Copy every line of the data in which the word "JSON" occurs.

(Extracted data entries)
····················
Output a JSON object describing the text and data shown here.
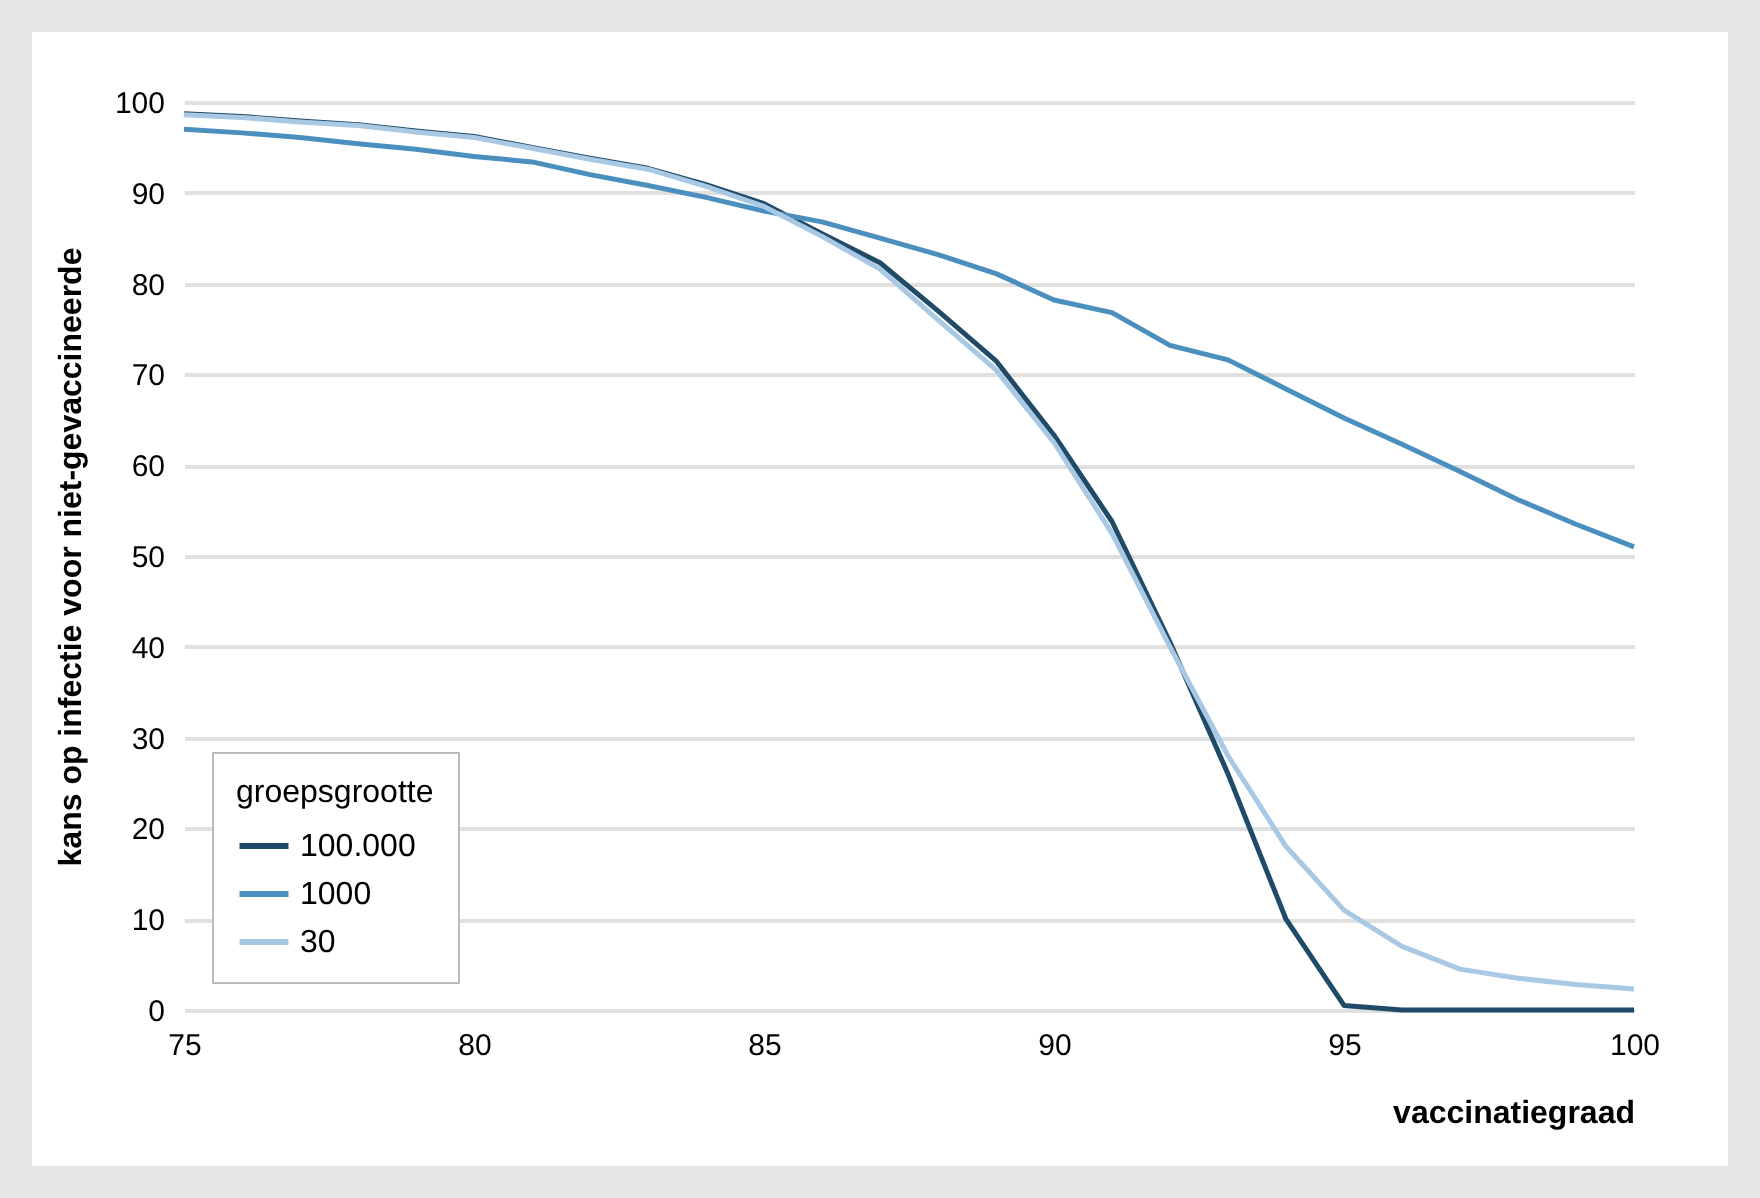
{
  "chart_data": {
    "type": "line",
    "xlabel": "vaccinatiegraad",
    "ylabel": "kans op infectie voor niet-gevaccineerde",
    "legend_title": "groepsgrootte",
    "legend": "bottom left",
    "grid": "y",
    "line_style": "solid",
    "x": [
      75,
      76,
      77,
      78,
      79,
      80,
      81,
      82,
      83,
      84,
      85,
      86,
      87,
      88,
      89,
      90,
      91,
      92,
      93,
      94,
      95,
      96,
      97,
      98,
      99,
      100
    ],
    "xlim": [
      75,
      100
    ],
    "xticks": [
      75,
      80,
      85,
      90,
      95,
      100
    ],
    "ylim": [
      0,
      100
    ],
    "yticks": [
      0,
      10,
      20,
      30,
      40,
      50,
      60,
      70,
      80,
      90,
      100
    ],
    "series": [
      {
        "name": "100.000",
        "color": "#1f4b68",
        "values": [
          98.7,
          98.4,
          97.9,
          97.5,
          96.8,
          96.2,
          95,
          93.8,
          92.7,
          90.9,
          88.8,
          85.5,
          82.3,
          77,
          71.5,
          63.3,
          53.8,
          40.5,
          26,
          10,
          0.5,
          0,
          0,
          0,
          0,
          0
        ]
      },
      {
        "name": "1000",
        "color": "#4a8fbd",
        "values": [
          97,
          96.6,
          96.1,
          95.4,
          94.8,
          94,
          93.4,
          92,
          90.8,
          89.5,
          88,
          86.8,
          85,
          83.2,
          81.1,
          78.2,
          76.8,
          73.2,
          71.6,
          68.4,
          65.2,
          62.3,
          59.3,
          56.2,
          53.5,
          51
        ]
      },
      {
        "name": "30",
        "color": "#a9c8e3",
        "values": [
          98.6,
          98.3,
          97.8,
          97.4,
          96.7,
          96.1,
          94.9,
          93.7,
          92.6,
          90.7,
          88.5,
          85.2,
          81.6,
          76,
          70.5,
          62.5,
          52.5,
          40,
          28,
          18,
          11,
          7,
          4.5,
          3.5,
          2.8,
          2.3
        ]
      }
    ]
  }
}
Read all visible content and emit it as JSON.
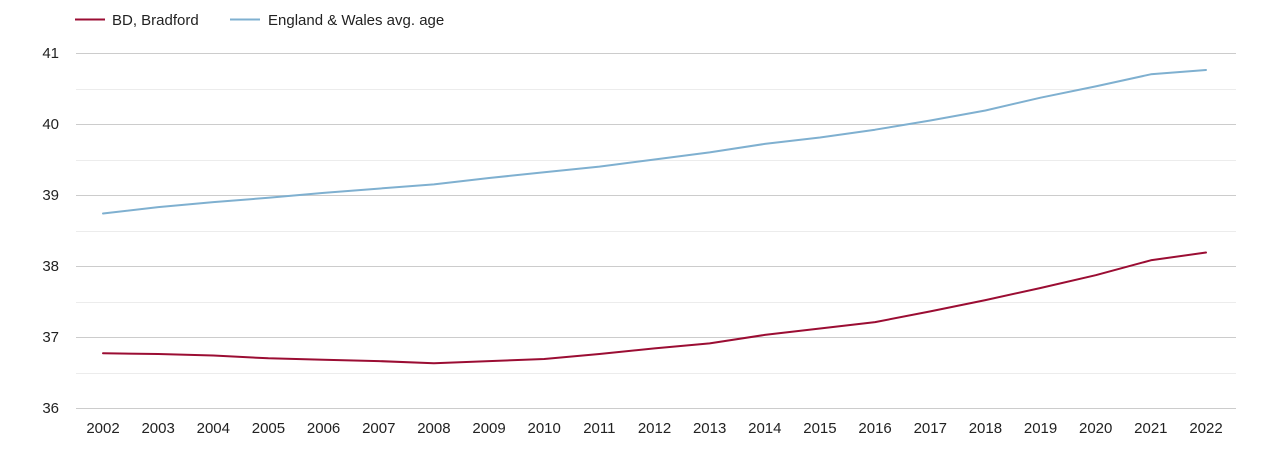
{
  "chart_data": {
    "type": "line",
    "title": "",
    "xlabel": "",
    "ylabel": "",
    "x": [
      "2002",
      "2003",
      "2004",
      "2005",
      "2006",
      "2007",
      "2008",
      "2009",
      "2010",
      "2011",
      "2012",
      "2013",
      "2014",
      "2015",
      "2016",
      "2017",
      "2018",
      "2019",
      "2020",
      "2021",
      "2022"
    ],
    "ylim": [
      36,
      41
    ],
    "yticks": [
      "36",
      "37",
      "38",
      "39",
      "40",
      "41"
    ],
    "grid": true,
    "legend_position": "top-left",
    "series": [
      {
        "name": "BD, Bradford",
        "color": "#9b0d33",
        "values": [
          36.77,
          36.76,
          36.74,
          36.7,
          36.68,
          36.66,
          36.63,
          36.66,
          36.69,
          36.76,
          36.84,
          36.91,
          37.03,
          37.12,
          37.21,
          37.36,
          37.52,
          37.69,
          37.87,
          38.08,
          38.19
        ]
      },
      {
        "name": "England & Wales avg. age",
        "color": "#7fb0d0",
        "values": [
          38.74,
          38.83,
          38.9,
          38.96,
          39.03,
          39.09,
          39.15,
          39.24,
          39.32,
          39.4,
          39.5,
          39.6,
          39.72,
          39.81,
          39.92,
          40.05,
          40.19,
          40.37,
          40.53,
          40.7,
          40.76
        ]
      }
    ]
  }
}
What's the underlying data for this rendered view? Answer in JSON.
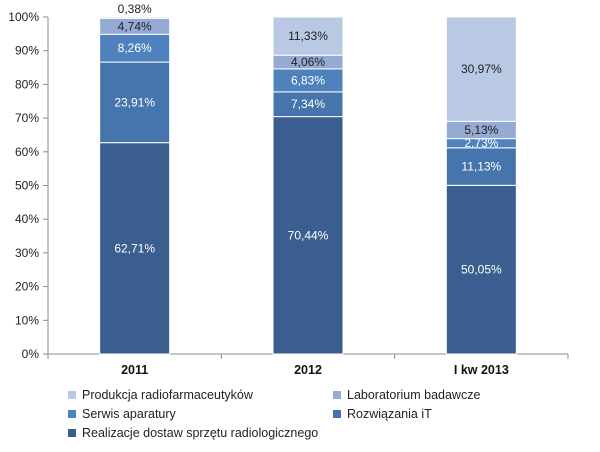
{
  "chart_data": {
    "type": "bar",
    "stacked": true,
    "normalized_100": true,
    "categories": [
      "2011",
      "2012",
      "I kw 2013"
    ],
    "series": [
      {
        "name": "Realizacje dostaw sprzętu radiologicznego",
        "color": "#3a5e8f",
        "values": [
          62.71,
          70.44,
          50.05
        ],
        "labels": [
          "62,71%",
          "70,44%",
          "50,05%"
        ]
      },
      {
        "name": "Rozwiązania iT",
        "color": "#4674ac",
        "values": [
          23.91,
          7.34,
          11.13
        ],
        "labels": [
          "23,91%",
          "7,34%",
          "11,13%"
        ]
      },
      {
        "name": "Serwis aparatury",
        "color": "#4f81bd",
        "values": [
          8.26,
          6.83,
          2.73
        ],
        "labels": [
          "8,26%",
          "6,83%",
          "2,73%"
        ]
      },
      {
        "name": "Laboratorium badawcze",
        "color": "#95abd3",
        "values": [
          4.74,
          4.06,
          5.13
        ],
        "labels": [
          "4,74%",
          "4,06%",
          "5,13%"
        ]
      },
      {
        "name": "Produkcja radiofarmaceutyków",
        "color": "#b9c8e3",
        "values": [
          0.38,
          11.33,
          30.97
        ],
        "labels": [
          "0,38%",
          "11,33%",
          "30,97%"
        ]
      }
    ],
    "y_ticks": [
      "0%",
      "10%",
      "20%",
      "30%",
      "40%",
      "50%",
      "60%",
      "70%",
      "80%",
      "90%",
      "100%"
    ],
    "ylim": [
      0,
      100
    ],
    "grid": false,
    "legend_position": "bottom",
    "legend_order": [
      "Produkcja radiofarmaceutyków",
      "Laboratorium badawcze",
      "Serwis aparatury",
      "Rozwiązania iT",
      "Realizacje dostaw sprzętu radiologicznego"
    ]
  }
}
····················
_Exercise output_.
Output a JSON object describing the text and data shown here.
Read all visible content and emit it as JSON.
What's the underlying data for this rendered view? Answer in JSON.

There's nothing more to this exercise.